- **INFORMATION SHOWN**
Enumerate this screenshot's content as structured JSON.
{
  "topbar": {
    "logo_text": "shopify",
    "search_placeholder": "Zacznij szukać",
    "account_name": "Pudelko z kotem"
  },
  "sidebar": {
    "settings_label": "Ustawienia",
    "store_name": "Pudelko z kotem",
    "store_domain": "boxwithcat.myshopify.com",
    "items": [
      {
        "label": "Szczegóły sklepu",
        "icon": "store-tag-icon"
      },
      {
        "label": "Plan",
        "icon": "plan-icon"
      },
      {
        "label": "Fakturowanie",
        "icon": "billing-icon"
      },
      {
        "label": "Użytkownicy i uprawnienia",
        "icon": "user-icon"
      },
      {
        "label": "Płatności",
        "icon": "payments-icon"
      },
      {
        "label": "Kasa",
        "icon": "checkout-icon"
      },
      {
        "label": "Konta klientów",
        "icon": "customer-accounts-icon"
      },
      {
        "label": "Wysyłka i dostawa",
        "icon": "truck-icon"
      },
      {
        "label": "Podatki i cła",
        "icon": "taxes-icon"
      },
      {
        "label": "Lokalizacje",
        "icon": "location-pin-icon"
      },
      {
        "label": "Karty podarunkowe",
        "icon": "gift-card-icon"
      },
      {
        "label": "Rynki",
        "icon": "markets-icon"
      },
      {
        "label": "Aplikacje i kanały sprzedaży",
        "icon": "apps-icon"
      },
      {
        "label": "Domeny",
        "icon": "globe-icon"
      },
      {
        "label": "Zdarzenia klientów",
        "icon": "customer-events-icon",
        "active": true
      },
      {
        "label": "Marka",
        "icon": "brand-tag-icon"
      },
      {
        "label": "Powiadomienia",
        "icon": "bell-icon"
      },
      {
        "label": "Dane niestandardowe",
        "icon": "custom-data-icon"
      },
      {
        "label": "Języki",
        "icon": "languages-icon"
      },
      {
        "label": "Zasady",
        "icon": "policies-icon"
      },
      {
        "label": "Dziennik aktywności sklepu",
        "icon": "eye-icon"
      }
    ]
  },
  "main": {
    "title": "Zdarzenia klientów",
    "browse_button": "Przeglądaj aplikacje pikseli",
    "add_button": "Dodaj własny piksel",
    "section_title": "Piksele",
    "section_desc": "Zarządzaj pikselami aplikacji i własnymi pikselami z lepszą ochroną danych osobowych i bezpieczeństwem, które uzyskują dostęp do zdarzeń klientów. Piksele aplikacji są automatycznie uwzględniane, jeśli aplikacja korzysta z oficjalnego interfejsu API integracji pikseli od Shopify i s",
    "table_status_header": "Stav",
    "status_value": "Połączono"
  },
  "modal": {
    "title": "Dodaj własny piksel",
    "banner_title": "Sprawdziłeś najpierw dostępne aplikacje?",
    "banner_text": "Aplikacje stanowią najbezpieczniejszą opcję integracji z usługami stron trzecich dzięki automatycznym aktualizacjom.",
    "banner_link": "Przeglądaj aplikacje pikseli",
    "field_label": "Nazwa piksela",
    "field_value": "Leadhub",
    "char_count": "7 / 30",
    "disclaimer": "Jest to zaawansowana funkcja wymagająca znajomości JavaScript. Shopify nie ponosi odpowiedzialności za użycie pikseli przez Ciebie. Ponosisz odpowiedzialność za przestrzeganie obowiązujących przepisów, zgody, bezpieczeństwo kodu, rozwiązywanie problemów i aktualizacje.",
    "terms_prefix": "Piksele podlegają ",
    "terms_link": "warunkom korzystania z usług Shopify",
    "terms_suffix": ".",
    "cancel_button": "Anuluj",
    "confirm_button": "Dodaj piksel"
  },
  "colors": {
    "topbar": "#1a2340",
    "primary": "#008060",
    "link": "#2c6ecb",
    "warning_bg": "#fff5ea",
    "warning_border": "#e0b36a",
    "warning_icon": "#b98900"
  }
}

- **PROBLEM STATEMENT**
Which lines contain "Dodaj"? Copy each of them out.

- **EXERCISE RESULT**
    "add_button": "Dodaj własny piksel",
    "title": "Dodaj własny piksel",
    "confirm_button": "Dodaj piksel"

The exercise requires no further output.